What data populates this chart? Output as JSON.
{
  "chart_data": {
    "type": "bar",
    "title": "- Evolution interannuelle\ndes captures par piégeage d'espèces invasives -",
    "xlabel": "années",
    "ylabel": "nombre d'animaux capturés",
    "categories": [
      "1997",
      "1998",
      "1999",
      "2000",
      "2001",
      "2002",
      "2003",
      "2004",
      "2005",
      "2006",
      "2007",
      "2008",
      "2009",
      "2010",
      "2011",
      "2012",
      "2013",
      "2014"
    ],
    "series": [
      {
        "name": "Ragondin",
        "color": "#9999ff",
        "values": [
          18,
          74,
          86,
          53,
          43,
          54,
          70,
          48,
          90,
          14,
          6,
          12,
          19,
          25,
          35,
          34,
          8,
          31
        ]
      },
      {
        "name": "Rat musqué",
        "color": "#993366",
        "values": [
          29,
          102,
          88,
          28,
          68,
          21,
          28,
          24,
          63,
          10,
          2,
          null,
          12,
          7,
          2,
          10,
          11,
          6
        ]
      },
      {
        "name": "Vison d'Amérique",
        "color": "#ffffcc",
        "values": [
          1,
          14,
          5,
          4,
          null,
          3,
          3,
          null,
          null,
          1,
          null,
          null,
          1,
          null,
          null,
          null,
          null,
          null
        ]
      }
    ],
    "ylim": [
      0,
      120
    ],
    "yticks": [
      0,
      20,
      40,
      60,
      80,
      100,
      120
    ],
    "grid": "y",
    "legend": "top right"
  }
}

==

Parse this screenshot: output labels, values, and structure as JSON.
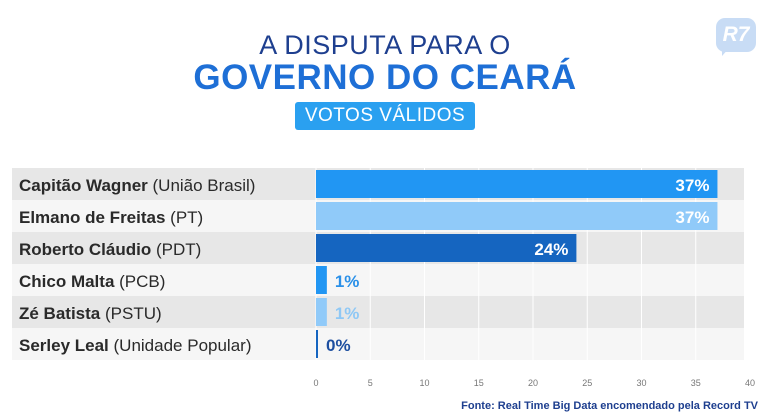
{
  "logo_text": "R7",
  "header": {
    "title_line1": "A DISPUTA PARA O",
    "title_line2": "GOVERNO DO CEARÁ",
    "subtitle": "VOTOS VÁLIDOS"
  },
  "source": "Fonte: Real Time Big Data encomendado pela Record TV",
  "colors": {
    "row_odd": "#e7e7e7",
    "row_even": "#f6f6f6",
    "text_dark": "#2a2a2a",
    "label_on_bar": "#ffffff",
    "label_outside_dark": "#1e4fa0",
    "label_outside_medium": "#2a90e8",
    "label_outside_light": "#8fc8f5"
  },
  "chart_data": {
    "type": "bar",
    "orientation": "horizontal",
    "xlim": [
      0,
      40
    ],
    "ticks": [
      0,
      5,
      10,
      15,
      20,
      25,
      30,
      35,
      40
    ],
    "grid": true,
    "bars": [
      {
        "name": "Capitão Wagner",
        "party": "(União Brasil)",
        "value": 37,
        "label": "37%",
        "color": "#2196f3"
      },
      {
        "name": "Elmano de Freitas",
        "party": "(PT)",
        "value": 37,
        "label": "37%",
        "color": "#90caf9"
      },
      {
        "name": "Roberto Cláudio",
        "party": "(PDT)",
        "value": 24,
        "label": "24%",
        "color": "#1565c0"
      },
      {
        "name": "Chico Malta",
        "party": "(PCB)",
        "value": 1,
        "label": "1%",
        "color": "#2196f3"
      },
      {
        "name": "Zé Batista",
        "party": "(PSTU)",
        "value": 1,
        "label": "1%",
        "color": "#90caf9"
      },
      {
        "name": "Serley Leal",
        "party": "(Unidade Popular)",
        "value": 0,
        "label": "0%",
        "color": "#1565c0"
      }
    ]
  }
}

- **TASK BRIEF**:
Copy out every line of the material above that mentions the word "party".

- **EXPECTED ANSWER**:
        "party": "(União Brasil)",
        "party": "(PT)",
        "party": "(PDT)",
        "party": "(PCB)",
        "party": "(PSTU)",
        "party": "(Unidade Popular)",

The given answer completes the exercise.